### Challenge
Can you write out every one of the rows below word for word, leaving the pictures out?

Dataset rows:
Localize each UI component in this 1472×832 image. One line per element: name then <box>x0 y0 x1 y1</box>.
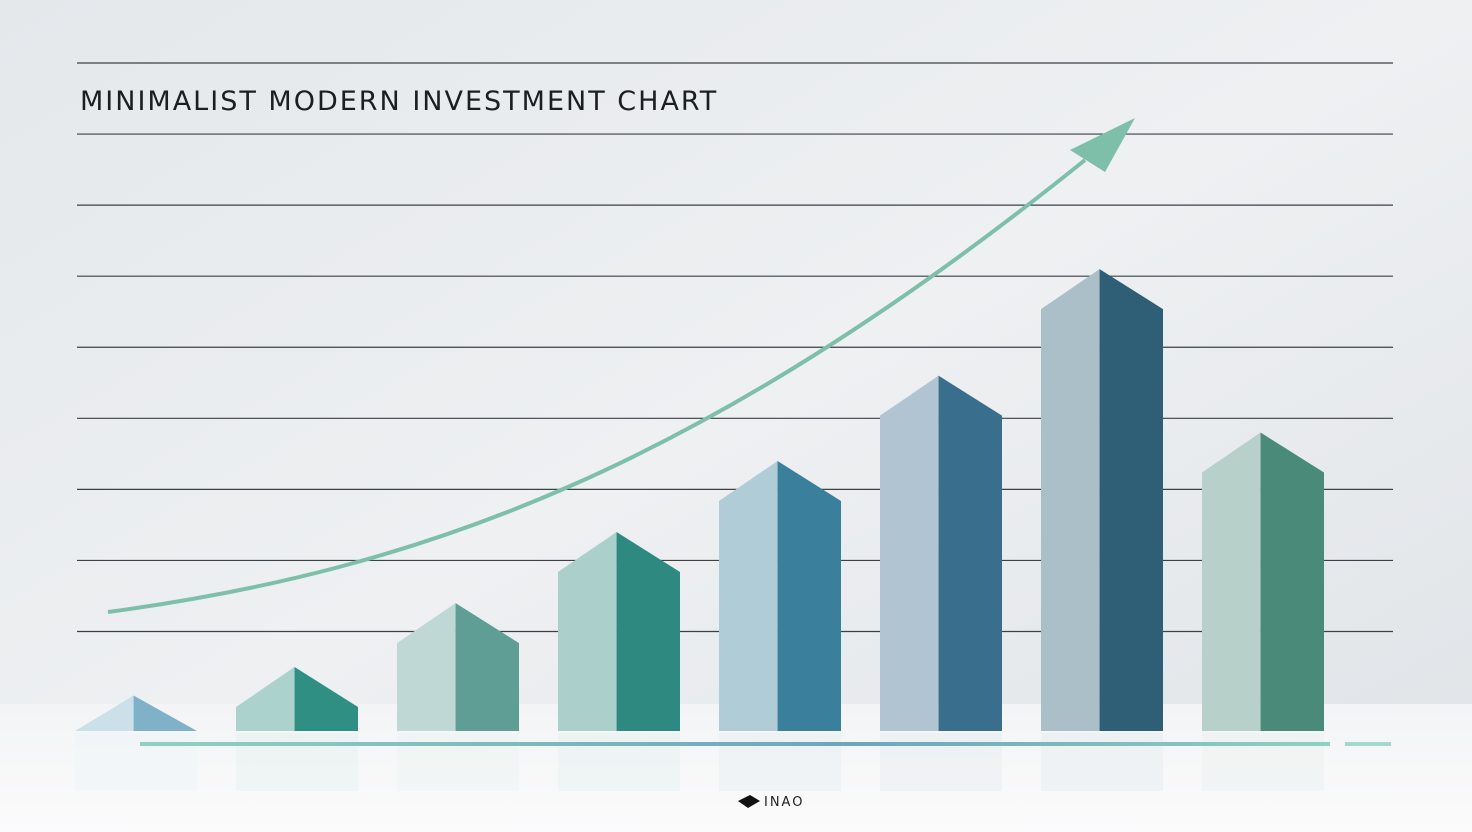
bar-left-face <box>75 695 134 731</box>
bar-right-face <box>294 667 358 731</box>
chart-title: MINIMALIST MODERN INVESTMENT CHART <box>80 86 718 117</box>
logo-icon <box>738 795 760 808</box>
bar-right-face <box>133 695 197 731</box>
bar-left-face <box>880 375 939 731</box>
bar-right-face <box>777 460 841 731</box>
bar <box>1202 432 1324 791</box>
bar-left-face <box>558 532 617 731</box>
bar <box>397 603 519 791</box>
bar-left-face <box>1202 432 1261 731</box>
bar <box>880 375 1002 791</box>
trend-arrow <box>107 158 1087 614</box>
bar <box>719 460 841 791</box>
baseline-dash <box>1345 742 1391 746</box>
logo-text: INAO <box>764 795 804 810</box>
bar-right-face <box>1260 432 1324 731</box>
bar-reflection <box>880 733 1002 791</box>
bar-reflection <box>75 733 197 791</box>
bar-right-face <box>938 375 1002 731</box>
arrow-head <box>1070 118 1135 172</box>
bar <box>75 695 197 791</box>
bar-left-face <box>236 667 295 731</box>
bar-left-face <box>397 603 456 731</box>
bar-left-face <box>719 460 778 731</box>
bar <box>558 532 680 791</box>
bar-right-face <box>1099 269 1163 731</box>
bar <box>236 667 358 791</box>
bar-reflection <box>1041 733 1163 791</box>
bar-reflection <box>558 733 680 791</box>
bar-left-face <box>1041 269 1100 731</box>
bar-reflection <box>236 733 358 791</box>
bar-reflection <box>397 733 519 791</box>
bar-reflection <box>1202 733 1324 791</box>
bar-right-face <box>616 532 680 731</box>
bar-right-face <box>455 603 519 731</box>
bar <box>1041 269 1163 791</box>
bar-reflection <box>719 733 841 791</box>
baseline <box>140 742 1330 746</box>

### Reply to the exercise
Localize each UI component in this 1472×832 image. One line per element: name then <box>x0 y0 x1 y1</box>.
bar-left-face <box>75 695 134 731</box>
bar-right-face <box>294 667 358 731</box>
chart-title: MINIMALIST MODERN INVESTMENT CHART <box>80 86 718 117</box>
logo-icon <box>738 795 760 808</box>
bar-right-face <box>133 695 197 731</box>
bar-left-face <box>880 375 939 731</box>
bar-right-face <box>777 460 841 731</box>
bar <box>1202 432 1324 791</box>
bar-left-face <box>558 532 617 731</box>
bar <box>397 603 519 791</box>
bar-left-face <box>1202 432 1261 731</box>
bar <box>880 375 1002 791</box>
trend-arrow <box>107 158 1087 614</box>
bar <box>719 460 841 791</box>
baseline-dash <box>1345 742 1391 746</box>
logo-text: INAO <box>764 795 804 810</box>
bar-right-face <box>1260 432 1324 731</box>
bar-reflection <box>880 733 1002 791</box>
bar-reflection <box>75 733 197 791</box>
bar-right-face <box>938 375 1002 731</box>
arrow-head <box>1070 118 1135 172</box>
bar <box>75 695 197 791</box>
bar-left-face <box>236 667 295 731</box>
bar-left-face <box>397 603 456 731</box>
bar-left-face <box>719 460 778 731</box>
bar <box>558 532 680 791</box>
bar-right-face <box>1099 269 1163 731</box>
bar <box>236 667 358 791</box>
bar-reflection <box>1041 733 1163 791</box>
bar-reflection <box>558 733 680 791</box>
bar-left-face <box>1041 269 1100 731</box>
bar-reflection <box>236 733 358 791</box>
bar-reflection <box>397 733 519 791</box>
bar-reflection <box>1202 733 1324 791</box>
bar-right-face <box>616 532 680 731</box>
bar-right-face <box>455 603 519 731</box>
bar <box>1041 269 1163 791</box>
bar-reflection <box>719 733 841 791</box>
baseline <box>140 742 1330 746</box>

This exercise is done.